- Saved data entries -
--- start ---

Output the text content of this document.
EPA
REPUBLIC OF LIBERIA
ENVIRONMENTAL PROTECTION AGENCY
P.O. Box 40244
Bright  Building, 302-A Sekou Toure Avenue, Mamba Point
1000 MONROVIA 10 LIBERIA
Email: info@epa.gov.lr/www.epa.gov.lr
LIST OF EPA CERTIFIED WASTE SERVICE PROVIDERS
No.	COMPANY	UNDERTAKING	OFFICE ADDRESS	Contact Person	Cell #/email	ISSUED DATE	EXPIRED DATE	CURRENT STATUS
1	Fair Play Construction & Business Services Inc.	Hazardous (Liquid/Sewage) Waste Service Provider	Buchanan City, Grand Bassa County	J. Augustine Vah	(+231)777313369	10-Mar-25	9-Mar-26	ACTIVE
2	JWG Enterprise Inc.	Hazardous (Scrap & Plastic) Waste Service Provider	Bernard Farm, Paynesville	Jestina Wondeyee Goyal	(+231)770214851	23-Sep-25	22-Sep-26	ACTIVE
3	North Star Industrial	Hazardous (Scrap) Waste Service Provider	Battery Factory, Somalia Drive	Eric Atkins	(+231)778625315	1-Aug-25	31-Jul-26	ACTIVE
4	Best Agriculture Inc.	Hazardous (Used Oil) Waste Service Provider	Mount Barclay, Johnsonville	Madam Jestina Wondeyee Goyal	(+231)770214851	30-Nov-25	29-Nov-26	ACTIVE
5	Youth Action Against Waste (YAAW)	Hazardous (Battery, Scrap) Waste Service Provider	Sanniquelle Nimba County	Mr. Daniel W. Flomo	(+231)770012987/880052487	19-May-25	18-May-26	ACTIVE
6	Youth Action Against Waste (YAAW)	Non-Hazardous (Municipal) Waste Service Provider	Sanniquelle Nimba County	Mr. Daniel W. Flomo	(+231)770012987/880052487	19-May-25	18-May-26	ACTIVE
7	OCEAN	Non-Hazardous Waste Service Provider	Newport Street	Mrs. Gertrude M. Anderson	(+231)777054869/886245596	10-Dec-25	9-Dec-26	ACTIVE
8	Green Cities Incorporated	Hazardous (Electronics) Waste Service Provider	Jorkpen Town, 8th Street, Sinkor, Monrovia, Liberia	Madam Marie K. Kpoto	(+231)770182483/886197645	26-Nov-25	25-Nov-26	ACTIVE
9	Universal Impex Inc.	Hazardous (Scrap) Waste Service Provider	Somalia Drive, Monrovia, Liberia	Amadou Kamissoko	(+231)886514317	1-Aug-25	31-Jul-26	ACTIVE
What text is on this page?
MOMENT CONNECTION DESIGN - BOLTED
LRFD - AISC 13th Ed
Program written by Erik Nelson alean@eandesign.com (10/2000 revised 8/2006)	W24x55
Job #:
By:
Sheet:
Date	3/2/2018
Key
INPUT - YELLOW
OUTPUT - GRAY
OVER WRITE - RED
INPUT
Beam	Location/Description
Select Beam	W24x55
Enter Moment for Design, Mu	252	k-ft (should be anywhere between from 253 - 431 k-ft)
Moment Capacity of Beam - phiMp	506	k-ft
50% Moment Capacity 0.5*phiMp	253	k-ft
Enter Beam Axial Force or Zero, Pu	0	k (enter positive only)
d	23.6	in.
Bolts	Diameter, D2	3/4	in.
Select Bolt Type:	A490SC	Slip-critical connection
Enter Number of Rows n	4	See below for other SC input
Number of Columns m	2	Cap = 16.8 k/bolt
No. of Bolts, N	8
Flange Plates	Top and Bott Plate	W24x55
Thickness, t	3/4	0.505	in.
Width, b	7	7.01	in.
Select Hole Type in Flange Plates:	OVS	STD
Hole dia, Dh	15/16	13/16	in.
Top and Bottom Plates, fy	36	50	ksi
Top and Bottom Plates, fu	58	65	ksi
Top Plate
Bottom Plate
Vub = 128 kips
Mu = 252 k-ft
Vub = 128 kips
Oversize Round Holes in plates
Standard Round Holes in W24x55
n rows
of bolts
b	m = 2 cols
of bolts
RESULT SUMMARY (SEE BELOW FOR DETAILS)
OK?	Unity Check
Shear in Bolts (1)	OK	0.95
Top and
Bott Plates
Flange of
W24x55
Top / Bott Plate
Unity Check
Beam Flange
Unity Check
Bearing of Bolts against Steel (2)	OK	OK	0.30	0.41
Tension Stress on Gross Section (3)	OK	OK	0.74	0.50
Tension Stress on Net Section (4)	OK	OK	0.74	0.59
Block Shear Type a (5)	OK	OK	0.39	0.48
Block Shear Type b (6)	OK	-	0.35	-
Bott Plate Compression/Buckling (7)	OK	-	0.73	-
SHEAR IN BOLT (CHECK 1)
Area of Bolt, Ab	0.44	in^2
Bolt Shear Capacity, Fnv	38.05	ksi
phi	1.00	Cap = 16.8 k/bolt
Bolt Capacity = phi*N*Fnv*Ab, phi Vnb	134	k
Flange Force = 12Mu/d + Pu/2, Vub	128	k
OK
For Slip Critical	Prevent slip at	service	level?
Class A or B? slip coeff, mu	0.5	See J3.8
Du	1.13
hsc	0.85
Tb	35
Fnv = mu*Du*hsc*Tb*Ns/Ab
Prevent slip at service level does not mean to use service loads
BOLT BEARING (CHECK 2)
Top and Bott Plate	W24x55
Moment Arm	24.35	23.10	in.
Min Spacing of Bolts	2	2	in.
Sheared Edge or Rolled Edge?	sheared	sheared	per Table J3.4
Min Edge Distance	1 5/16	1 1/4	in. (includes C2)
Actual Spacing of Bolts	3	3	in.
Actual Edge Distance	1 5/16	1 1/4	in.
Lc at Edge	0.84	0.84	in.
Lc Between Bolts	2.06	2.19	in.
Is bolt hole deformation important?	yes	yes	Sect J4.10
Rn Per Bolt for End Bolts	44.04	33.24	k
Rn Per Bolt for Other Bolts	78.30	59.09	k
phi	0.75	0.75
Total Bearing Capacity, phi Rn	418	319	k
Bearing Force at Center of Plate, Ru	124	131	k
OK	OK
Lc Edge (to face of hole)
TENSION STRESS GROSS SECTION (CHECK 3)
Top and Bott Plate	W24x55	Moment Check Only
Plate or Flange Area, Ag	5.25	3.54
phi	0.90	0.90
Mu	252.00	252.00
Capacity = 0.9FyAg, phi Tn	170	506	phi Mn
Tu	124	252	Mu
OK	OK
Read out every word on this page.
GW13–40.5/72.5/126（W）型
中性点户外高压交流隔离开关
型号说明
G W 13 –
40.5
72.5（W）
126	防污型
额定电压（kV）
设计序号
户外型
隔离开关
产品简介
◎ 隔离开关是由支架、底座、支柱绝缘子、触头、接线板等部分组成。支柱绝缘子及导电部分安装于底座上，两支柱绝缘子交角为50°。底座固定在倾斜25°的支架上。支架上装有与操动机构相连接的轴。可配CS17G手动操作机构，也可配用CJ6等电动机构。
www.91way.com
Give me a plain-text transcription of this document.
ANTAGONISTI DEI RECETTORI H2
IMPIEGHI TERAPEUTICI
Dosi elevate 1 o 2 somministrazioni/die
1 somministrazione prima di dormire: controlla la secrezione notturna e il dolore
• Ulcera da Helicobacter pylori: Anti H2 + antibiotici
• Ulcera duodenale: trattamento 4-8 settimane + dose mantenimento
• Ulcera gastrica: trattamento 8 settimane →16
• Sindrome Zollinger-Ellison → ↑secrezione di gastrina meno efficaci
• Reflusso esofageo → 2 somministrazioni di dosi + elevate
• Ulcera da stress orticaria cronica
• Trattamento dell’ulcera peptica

--- end ---

- JOB -
Copy out every entry again, exactly as it was given.

- PROBLEM SOLUTION -
Output the text content of this document.
EPA
REPUBLIC OF LIBERIA
ENVIRONMENTAL PROTECTION AGENCY
P.O. Box 40244
Bright  Building, 302-A Sekou Toure Avenue, Mamba Point
1000 MONROVIA 10 LIBERIA
Email: info@epa.gov.lr/www.epa.gov.lr
LIST OF EPA CERTIFIED WASTE SERVICE PROVIDERS
No.	COMPANY	UNDERTAKING	OFFICE ADDRESS	Contact Person	Cell #/email	ISSUED DATE	EXPIRED DATE	CURRENT STATUS
1	Fair Play Construction & Business Services Inc.	Hazardous (Liquid/Sewage) Waste Service Provider	Buchanan City, Grand Bassa County	J. Augustine Vah	(+231)777313369	10-Mar-25	9-Mar-26	ACTIVE
2	JWG Enterprise Inc.	Hazardous (Scrap & Plastic) Waste Service Provider	Bernard Farm, Paynesville	Jestina Wondeyee Goyal	(+231)770214851	23-Sep-25	22-Sep-26	ACTIVE
3	North Star Industrial	Hazardous (Scrap) Waste Service Provider	Battery Factory, Somalia Drive	Eric Atkins	(+231)778625315	1-Aug-25	31-Jul-26	ACTIVE
4	Best Agriculture Inc.	Hazardous (Used Oil) Waste Service Provider	Mount Barclay, Johnsonville	Madam Jestina Wondeyee Goyal	(+231)770214851	30-Nov-25	29-Nov-26	ACTIVE
5	Youth Action Against Waste (YAAW)	Hazardous (Battery, Scrap) Waste Service Provider	Sanniquelle Nimba County	Mr. Daniel W. Flomo	(+231)770012987/880052487	19-May-25	18-May-26	ACTIVE
6	Youth Action Against Waste (YAAW)	Non-Hazardous (Municipal) Waste Service Provider	Sanniquelle Nimba County	Mr. Daniel W. Flomo	(+231)770012987/880052487	19-May-25	18-May-26	ACTIVE
7	OCEAN	Non-Hazardous Waste Service Provider	Newport Street	Mrs. Gertrude M. Anderson	(+231)777054869/886245596	10-Dec-25	9-Dec-26	ACTIVE
8	Green Cities Incorporated	Hazardous (Electronics) Waste Service Provider	Jorkpen Town, 8th Street, Sinkor, Monrovia, Liberia	Madam Marie K. Kpoto	(+231)770182483/886197645	26-Nov-25	25-Nov-26	ACTIVE
9	Universal Impex Inc.	Hazardous (Scrap) Waste Service Provider	Somalia Drive, Monrovia, Liberia	Amadou Kamissoko	(+231)886514317	1-Aug-25	31-Jul-26	ACTIVE
What text is on this page?
MOMENT CONNECTION DESIGN - BOLTED
LRFD - AISC 13th Ed
Program written by Erik Nelson alean@eandesign.com (10/2000 revised 8/2006)	W24x55
Job #:
By:
Sheet:
Date	3/2/2018
Key
INPUT - YELLOW
OUTPUT - GRAY
OVER WRITE - RED
INPUT
Beam	Location/Description
Select Beam	W24x55
Enter Moment for Design, Mu	252	k-ft (should be anywhere between from 253 - 431 k-ft)
Moment Capacity of Beam - phiMp	506	k-ft
50% Moment Capacity 0.5*phiMp	253	k-ft
Enter Beam Axial Force or Zero, Pu	0	k (enter positive only)
d	23.6	in.
Bolts	Diameter, D2	3/4	in.
Select Bolt Type:	A490SC	Slip-critical connection
Enter Number of Rows n	4	See below for other SC input
Number of Columns m	2	Cap = 16.8 k/bolt
No. of Bolts, N	8
Flange Plates	Top and Bott Plate	W24x55
Thickness, t	3/4	0.505	in.
Width, b	7	7.01	in.
Select Hole Type in Flange Plates:	OVS	STD
Hole dia, Dh	15/16	13/16	in.
Top and Bottom Plates, fy	36	50	ksi
Top and Bottom Plates, fu	58	65	ksi
Top Plate
Bottom Plate
Vub = 128 kips
Mu = 252 k-ft
Vub = 128 kips
Oversize Round Holes in plates
Standard Round Holes in W24x55
n rows
of bolts
b	m = 2 cols
of bolts
RESULT SUMMARY (SEE BELOW FOR DETAILS)
OK?	Unity Check
Shear in Bolts (1)	OK	0.95
Top and
Bott Plates
Flange of
W24x55
Top / Bott Plate
Unity Check
Beam Flange
Unity Check
Bearing of Bolts against Steel (2)	OK	OK	0.30	0.41
Tension Stress on Gross Section (3)	OK	OK	0.74	0.50
Tension Stress on Net Section (4)	OK	OK	0.74	0.59
Block Shear Type a (5)	OK	OK	0.39	0.48
Block Shear Type b (6)	OK	-	0.35	-
Bott Plate Compression/Buckling (7)	OK	-	0.73	-
SHEAR IN BOLT (CHECK 1)
Area of Bolt, Ab	0.44	in^2
Bolt Shear Capacity, Fnv	38.05	ksi
phi	1.00	Cap = 16.8 k/bolt
Bolt Capacity = phi*N*Fnv*Ab, phi Vnb	134	k
Flange Force = 12Mu/d + Pu/2, Vub	128	k
OK
For Slip Critical	Prevent slip at	service	level?
Class A or B? slip coeff, mu	0.5	See J3.8
Du	1.13
hsc	0.85
Tb	35
Fnv = mu*Du*hsc*Tb*Ns/Ab
Prevent slip at service level does not mean to use service loads
BOLT BEARING (CHECK 2)
Top and Bott Plate	W24x55
Moment Arm	24.35	23.10	in.
Min Spacing of Bolts	2	2	in.
Sheared Edge or Rolled Edge?	sheared	sheared	per Table J3.4
Min Edge Distance	1 5/16	1 1/4	in. (includes C2)
Actual Spacing of Bolts	3	3	in.
Actual Edge Distance	1 5/16	1 1/4	in.
Lc at Edge	0.84	0.84	in.
Lc Between Bolts	2.06	2.19	in.
Is bolt hole deformation important?	yes	yes	Sect J4.10
Rn Per Bolt for End Bolts	44.04	33.24	k
Rn Per Bolt for Other Bolts	78.30	59.09	k
phi	0.75	0.75
Total Bearing Capacity, phi Rn	418	319	k
Bearing Force at Center of Plate, Ru	124	131	k
OK	OK
Lc Edge (to face of hole)
TENSION STRESS GROSS SECTION (CHECK 3)
Top and Bott Plate	W24x55	Moment Check Only
Plate or Flange Area, Ag	5.25	3.54
phi	0.90	0.90
Mu	252.00	252.00
Capacity = 0.9FyAg, phi Tn	170	506	phi Mn
Tu	124	252	Mu
OK	OK
Read out every word on this page.
GW13–40.5/72.5/126（W）型
中性点户外高压交流隔离开关
型号说明
G W 13 –
40.5
72.5（W）
126	防污型
额定电压（kV）
设计序号
户外型
隔离开关
产品简介
◎ 隔离开关是由支架、底座、支柱绝缘子、触头、接线板等部分组成。支柱绝缘子及导电部分安装于底座上，两支柱绝缘子交角为50°。底座固定在倾斜25°的支架上。支架上装有与操动机构相连接的轴。可配CS17G手动操作机构，也可配用CJ6等电动机构。
www.91way.com
Give me a plain-text transcription of this document.
ANTAGONISTI DEI RECETTORI H2
IMPIEGHI TERAPEUTICI
Dosi elevate 1 o 2 somministrazioni/die
1 somministrazione prima di dormire: controlla la secrezione notturna e il dolore
• Ulcera da Helicobacter pylori: Anti H2 + antibiotici
• Ulcera duodenale: trattamento 4-8 settimane + dose mantenimento
• Ulcera gastrica: trattamento 8 settimane →16
• Sindrome Zollinger-Ellison → ↑secrezione di gastrina meno efficaci
• Reflusso esofageo → 2 somministrazioni di dosi + elevate
• Ulcera da stress orticaria cronica
• Trattamento dell’ulcera peptica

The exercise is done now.